• [RECORDS PROVIDED]
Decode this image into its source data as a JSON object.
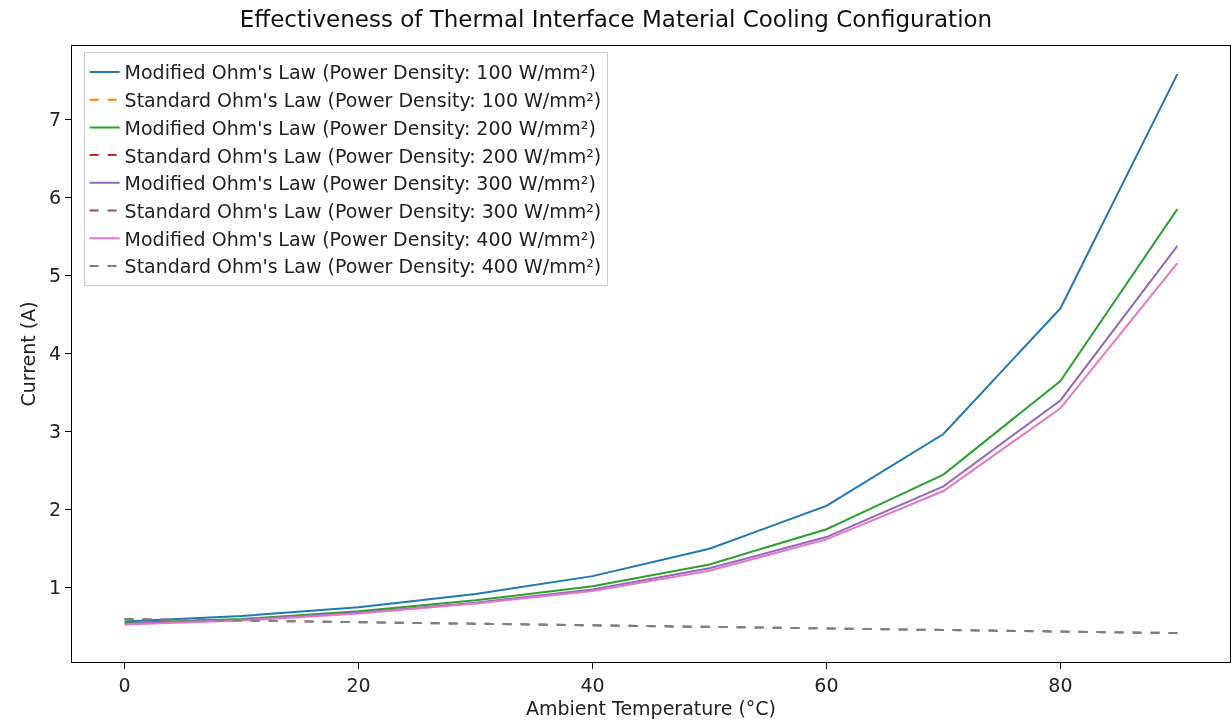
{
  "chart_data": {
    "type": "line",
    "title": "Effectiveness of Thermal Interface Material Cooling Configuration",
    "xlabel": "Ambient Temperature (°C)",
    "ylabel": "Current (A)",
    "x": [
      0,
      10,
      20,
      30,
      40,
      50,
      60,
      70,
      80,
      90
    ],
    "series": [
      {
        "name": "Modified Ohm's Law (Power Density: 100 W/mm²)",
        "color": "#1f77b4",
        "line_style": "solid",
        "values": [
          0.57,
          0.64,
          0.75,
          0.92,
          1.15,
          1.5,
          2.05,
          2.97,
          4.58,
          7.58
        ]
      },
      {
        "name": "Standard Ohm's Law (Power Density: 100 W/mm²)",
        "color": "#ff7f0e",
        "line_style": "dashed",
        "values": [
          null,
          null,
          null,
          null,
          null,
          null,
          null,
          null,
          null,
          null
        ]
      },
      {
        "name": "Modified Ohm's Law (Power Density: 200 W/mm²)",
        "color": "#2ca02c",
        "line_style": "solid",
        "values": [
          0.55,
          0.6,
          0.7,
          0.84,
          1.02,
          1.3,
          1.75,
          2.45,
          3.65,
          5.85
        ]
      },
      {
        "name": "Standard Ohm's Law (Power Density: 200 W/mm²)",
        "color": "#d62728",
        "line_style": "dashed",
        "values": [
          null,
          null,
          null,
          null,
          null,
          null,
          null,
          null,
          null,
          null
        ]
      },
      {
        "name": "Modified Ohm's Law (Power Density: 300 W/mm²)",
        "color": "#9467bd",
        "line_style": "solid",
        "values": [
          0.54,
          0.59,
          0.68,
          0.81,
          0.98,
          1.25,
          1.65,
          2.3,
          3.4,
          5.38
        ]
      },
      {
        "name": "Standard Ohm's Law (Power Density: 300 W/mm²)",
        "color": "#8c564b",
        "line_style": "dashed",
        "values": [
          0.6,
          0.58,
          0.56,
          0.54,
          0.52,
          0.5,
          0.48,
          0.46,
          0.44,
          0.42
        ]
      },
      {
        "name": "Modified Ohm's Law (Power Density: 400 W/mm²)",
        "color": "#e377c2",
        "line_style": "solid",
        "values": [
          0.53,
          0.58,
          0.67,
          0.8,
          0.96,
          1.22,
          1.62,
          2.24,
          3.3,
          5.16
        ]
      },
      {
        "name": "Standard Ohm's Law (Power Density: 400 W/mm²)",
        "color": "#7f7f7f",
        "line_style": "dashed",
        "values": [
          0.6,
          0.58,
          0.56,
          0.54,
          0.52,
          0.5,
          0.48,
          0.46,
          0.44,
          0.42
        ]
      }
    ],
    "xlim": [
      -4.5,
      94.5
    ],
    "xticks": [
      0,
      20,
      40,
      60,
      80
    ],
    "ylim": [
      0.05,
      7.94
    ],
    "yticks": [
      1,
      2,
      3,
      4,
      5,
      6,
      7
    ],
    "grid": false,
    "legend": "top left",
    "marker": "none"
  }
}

• [STATED PROBLEM]
Except for the pictures, copy the material above exactly.

• [TASK RESPONSE]
Decode this image into its source data as a JSON object.
{
  "chart_data": {
    "type": "line",
    "title": "Effectiveness of Thermal Interface Material Cooling Configuration",
    "xlabel": "Ambient Temperature (°C)",
    "ylabel": "Current (A)",
    "x": [
      0,
      10,
      20,
      30,
      40,
      50,
      60,
      70,
      80,
      90
    ],
    "series": [
      {
        "name": "Modified Ohm's Law (Power Density: 100 W/mm²)",
        "color": "#1f77b4",
        "line_style": "solid",
        "values": [
          0.57,
          0.64,
          0.75,
          0.92,
          1.15,
          1.5,
          2.05,
          2.97,
          4.58,
          7.58
        ]
      },
      {
        "name": "Standard Ohm's Law (Power Density: 100 W/mm²)",
        "color": "#ff7f0e",
        "line_style": "dashed",
        "values": [
          null,
          null,
          null,
          null,
          null,
          null,
          null,
          null,
          null,
          null
        ]
      },
      {
        "name": "Modified Ohm's Law (Power Density: 200 W/mm²)",
        "color": "#2ca02c",
        "line_style": "solid",
        "values": [
          0.55,
          0.6,
          0.7,
          0.84,
          1.02,
          1.3,
          1.75,
          2.45,
          3.65,
          5.85
        ]
      },
      {
        "name": "Standard Ohm's Law (Power Density: 200 W/mm²)",
        "color": "#d62728",
        "line_style": "dashed",
        "values": [
          null,
          null,
          null,
          null,
          null,
          null,
          null,
          null,
          null,
          null
        ]
      },
      {
        "name": "Modified Ohm's Law (Power Density: 300 W/mm²)",
        "color": "#9467bd",
        "line_style": "solid",
        "values": [
          0.54,
          0.59,
          0.68,
          0.81,
          0.98,
          1.25,
          1.65,
          2.3,
          3.4,
          5.38
        ]
      },
      {
        "name": "Standard Ohm's Law (Power Density: 300 W/mm²)",
        "color": "#8c564b",
        "line_style": "dashed",
        "values": [
          0.6,
          0.58,
          0.56,
          0.54,
          0.52,
          0.5,
          0.48,
          0.46,
          0.44,
          0.42
        ]
      },
      {
        "name": "Modified Ohm's Law (Power Density: 400 W/mm²)",
        "color": "#e377c2",
        "line_style": "solid",
        "values": [
          0.53,
          0.58,
          0.67,
          0.8,
          0.96,
          1.22,
          1.62,
          2.24,
          3.3,
          5.16
        ]
      },
      {
        "name": "Standard Ohm's Law (Power Density: 400 W/mm²)",
        "color": "#7f7f7f",
        "line_style": "dashed",
        "values": [
          0.6,
          0.58,
          0.56,
          0.54,
          0.52,
          0.5,
          0.48,
          0.46,
          0.44,
          0.42
        ]
      }
    ],
    "xlim": [
      -4.5,
      94.5
    ],
    "xticks": [
      0,
      20,
      40,
      60,
      80
    ],
    "ylim": [
      0.05,
      7.94
    ],
    "yticks": [
      1,
      2,
      3,
      4,
      5,
      6,
      7
    ],
    "grid": false,
    "legend": "top left",
    "marker": "none"
  }
}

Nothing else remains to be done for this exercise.